[BEGIN Supplied material]

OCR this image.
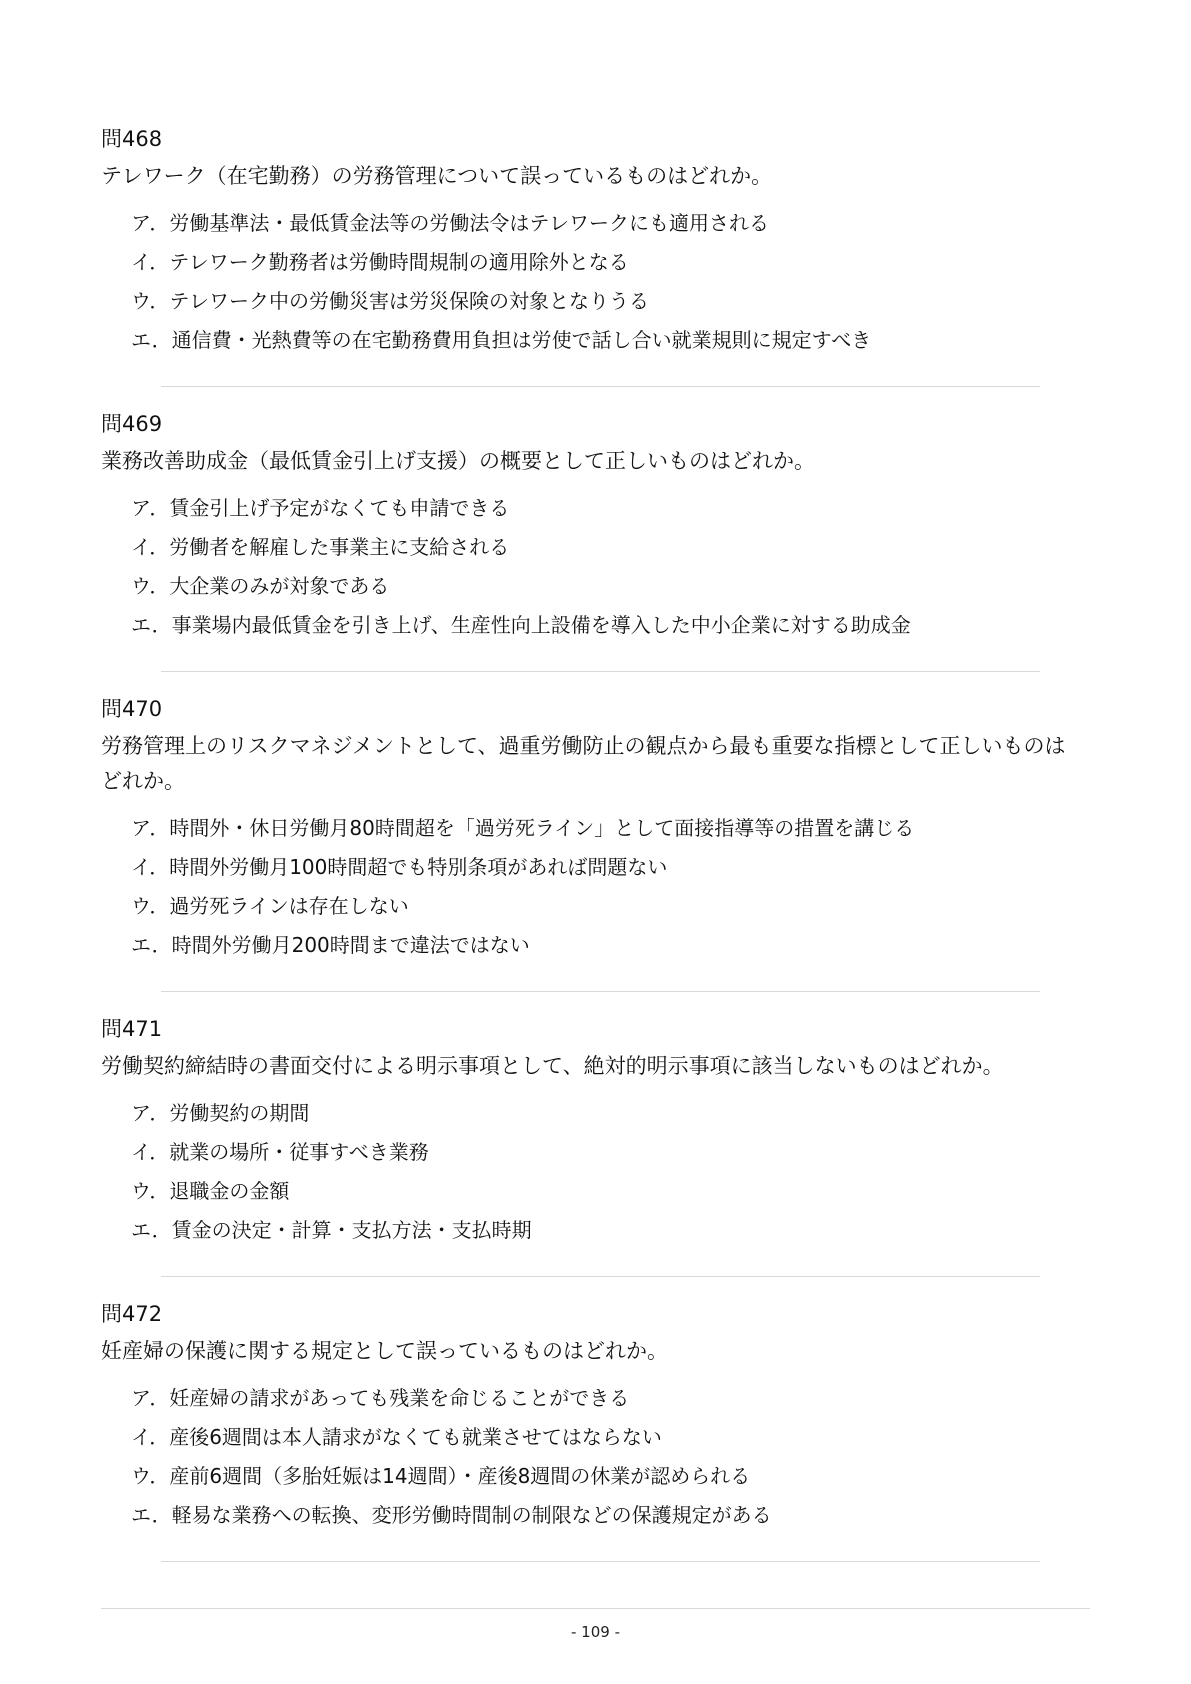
問468
テレワーク（在宅勤務）の労務管理について誤っているものはどれか。
ア．労働基準法・最低賃金法等の労働法令はテレワークにも適用される
イ．テレワーク勤務者は労働時間規制の適用除外となる
ウ．テレワーク中の労働災害は労災保険の対象となりうる
エ．通信費・光熱費等の在宅勤務費用負担は労使で話し合い就業規則に規定すべき
問469
業務改善助成金（最低賃金引上げ支援）の概要として正しいものはどれか。
ア．賃金引上げ予定がなくても申請できる
イ．労働者を解雇した事業主に支給される
ウ．大企業のみが対象である
エ．事業場内最低賃金を引き上げ、生産性向上設備を導入した中小企業に対する助成金
問470
労務管理上のリスクマネジメントとして、過重労働防止の観点から最も重要な指標として正しいものはどれか。
ア．時間外・休日労働月80時間超を「過労死ライン」として面接指導等の措置を講じる
イ．時間外労働月100時間超でも特別条項があれば問題ない
ウ．過労死ラインは存在しない
エ．時間外労働月200時間まで違法ではない
問471
労働契約締結時の書面交付による明示事項として、絶対的明示事項に該当しないものはどれか。
ア．労働契約の期間
イ．就業の場所・従事すべき業務
ウ．退職金の金額
エ．賃金の決定・計算・支払方法・支払時期
問472
妊産婦の保護に関する規定として誤っているものはどれか。
ア．妊産婦の請求があっても残業を命じることができる
イ．産後6週間は本人請求がなくても就業させてはならない
ウ．産前6週間（多胎妊娠は14週間）・産後8週間の休業が認められる
エ．軽易な業務への転換、変形労働時間制の制限などの保護規定がある
- 109 -
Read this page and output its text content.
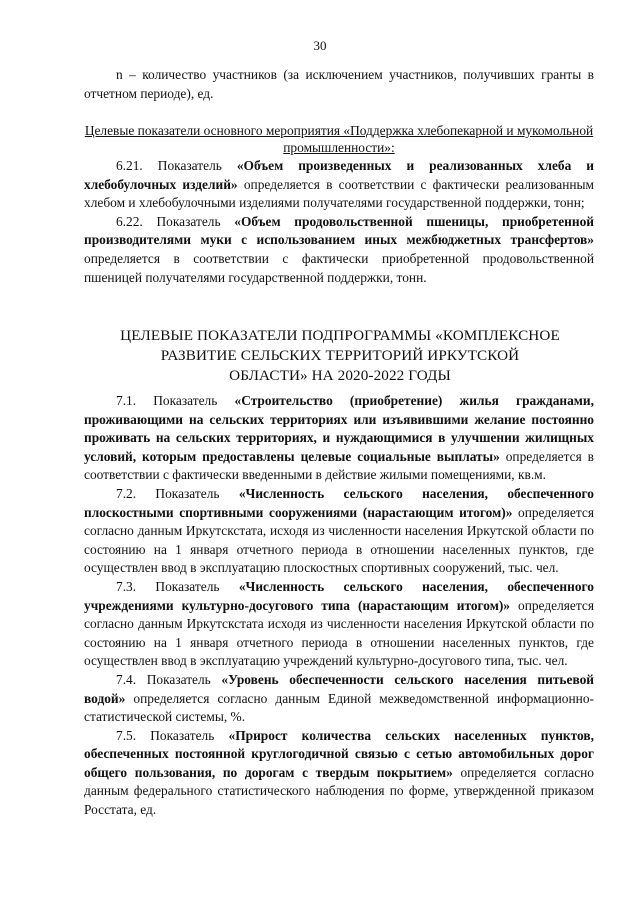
30

n – количество участников (за исключением участников, получивших гранты в отчетном периоде), ед.

Целевые показатели основного мероприятия «Поддержка хлебопекарной и мукомольной промышленности»:

6.21. Показатель «Объем произведенных и реализованных хлеба и хлебобулочных изделий» определяется в соответствии с фактически реализованным хлебом и хлебобулочными изделиями получателями государственной поддержки, тонн;

6.22. Показатель «Объем продовольственной пшеницы, приобретенной производителями муки с использованием иных межбюджетных трансфертов» определяется в соответствии с фактически приобретенной продовольственной пшеницей получателями государственной поддержки, тонн.

ЦЕЛЕВЫЕ ПОКАЗАТЕЛИ ПОДПРОГРАММЫ «КОМПЛЕКСНОЕ РАЗВИТИЕ СЕЛЬСКИХ ТЕРРИТОРИЙ ИРКУТСКОЙ ОБЛАСТИ» НА 2020-2022 ГОДЫ

7.1. Показатель «Строительство (приобретение) жилья гражданами, проживающими на сельских территориях или изъявившими желание постоянно проживать на сельских территориях, и нуждающимися в улучшении жилищных условий, которым предоставлены целевые социальные выплаты» определяется в соответствии с фактически введенными в действие жилыми помещениями, кв.м.

7.2. Показатель «Численность сельского населения, обеспеченного плоскостными спортивными сооружениями (нарастающим итогом)» определяется согласно данным Иркутскстата, исходя из численности населения Иркутской области по состоянию на 1 января отчетного периода в отношении населенных пунктов, где осуществлен ввод в эксплуатацию плоскостных спортивных сооружений, тыс. чел.

7.3. Показатель «Численность сельского населения, обеспеченного учреждениями культурно-досугового типа (нарастающим итогом)» определяется согласно данным Иркутскстата исходя из численности населения Иркутской области по состоянию на 1 января отчетного периода в отношении населенных пунктов, где осуществлен ввод в эксплуатацию учреждений культурно-досугового типа, тыс. чел.

7.4. Показатель «Уровень обеспеченности сельского населения питьевой водой» определяется согласно данным Единой межведомственной информационно-статистической системы, %.

7.5. Показатель «Прирост количества сельских населенных пунктов, обеспеченных постоянной круглогодичной связью с сетью автомобильных дорог общего пользования, по дорогам с твердым покрытием» определяется согласно данным федерального статистического наблюдения по форме, утвержденной приказом Росстата, ед.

[END Supplied material]

_Brief:_ Repeat the records above verbatim, with no pictures in the result.

_Expected output:_
OCR this image.
問468
テレワーク（在宅勤務）の労務管理について誤っているものはどれか。
ア．労働基準法・最低賃金法等の労働法令はテレワークにも適用される
イ．テレワーク勤務者は労働時間規制の適用除外となる
ウ．テレワーク中の労働災害は労災保険の対象となりうる
エ．通信費・光熱費等の在宅勤務費用負担は労使で話し合い就業規則に規定すべき
問469
業務改善助成金（最低賃金引上げ支援）の概要として正しいものはどれか。
ア．賃金引上げ予定がなくても申請できる
イ．労働者を解雇した事業主に支給される
ウ．大企業のみが対象である
エ．事業場内最低賃金を引き上げ、生産性向上設備を導入した中小企業に対する助成金
問470
労務管理上のリスクマネジメントとして、過重労働防止の観点から最も重要な指標として正しいものはどれか。
ア．時間外・休日労働月80時間超を「過労死ライン」として面接指導等の措置を講じる
イ．時間外労働月100時間超でも特別条項があれば問題ない
ウ．過労死ラインは存在しない
エ．時間外労働月200時間まで違法ではない
問471
労働契約締結時の書面交付による明示事項として、絶対的明示事項に該当しないものはどれか。
ア．労働契約の期間
イ．就業の場所・従事すべき業務
ウ．退職金の金額
エ．賃金の決定・計算・支払方法・支払時期
問472
妊産婦の保護に関する規定として誤っているものはどれか。
ア．妊産婦の請求があっても残業を命じることができる
イ．産後6週間は本人請求がなくても就業させてはならない
ウ．産前6週間（多胎妊娠は14週間）・産後8週間の休業が認められる
エ．軽易な業務への転換、変形労働時間制の制限などの保護規定がある
- 109 -
Read this page and output its text content.
30

n – количество участников (за исключением участников, получивших гранты в отчетном периоде), ед.

Целевые показатели основного мероприятия «Поддержка хлебопекарной и мукомольной промышленности»:

6.21. Показатель «Объем произведенных и реализованных хлеба и хлебобулочных изделий» определяется в соответствии с фактически реализованным хлебом и хлебобулочными изделиями получателями государственной поддержки, тонн;

6.22. Показатель «Объем продовольственной пшеницы, приобретенной производителями муки с использованием иных межбюджетных трансфертов» определяется в соответствии с фактически приобретенной продовольственной пшеницей получателями государственной поддержки, тонн.

ЦЕЛЕВЫЕ ПОКАЗАТЕЛИ ПОДПРОГРАММЫ «КОМПЛЕКСНОЕ РАЗВИТИЕ СЕЛЬСКИХ ТЕРРИТОРИЙ ИРКУТСКОЙ ОБЛАСТИ» НА 2020-2022 ГОДЫ

7.1. Показатель «Строительство (приобретение) жилья гражданами, проживающими на сельских территориях или изъявившими желание постоянно проживать на сельских территориях, и нуждающимися в улучшении жилищных условий, которым предоставлены целевые социальные выплаты» определяется в соответствии с фактически введенными в действие жилыми помещениями, кв.м.

7.2. Показатель «Численность сельского населения, обеспеченного плоскостными спортивными сооружениями (нарастающим итогом)» определяется согласно данным Иркутскстата, исходя из численности населения Иркутской области по состоянию на 1 января отчетного периода в отношении населенных пунктов, где осуществлен ввод в эксплуатацию плоскостных спортивных сооружений, тыс. чел.

7.3. Показатель «Численность сельского населения, обеспеченного учреждениями культурно-досугового типа (нарастающим итогом)» определяется согласно данным Иркутскстата исходя из численности населения Иркутской области по состоянию на 1 января отчетного периода в отношении населенных пунктов, где осуществлен ввод в эксплуатацию учреждений культурно-досугового типа, тыс. чел.

7.4. Показатель «Уровень обеспеченности сельского населения питьевой водой» определяется согласно данным Единой межведомственной информационно-статистической системы, %.

7.5. Показатель «Прирост количества сельских населенных пунктов, обеспеченных постоянной круглогодичной связью с сетью автомобильных дорог общего пользования, по дорогам с твердым покрытием» определяется согласно данным федерального статистического наблюдения по форме, утвержденной приказом Росстата, ед.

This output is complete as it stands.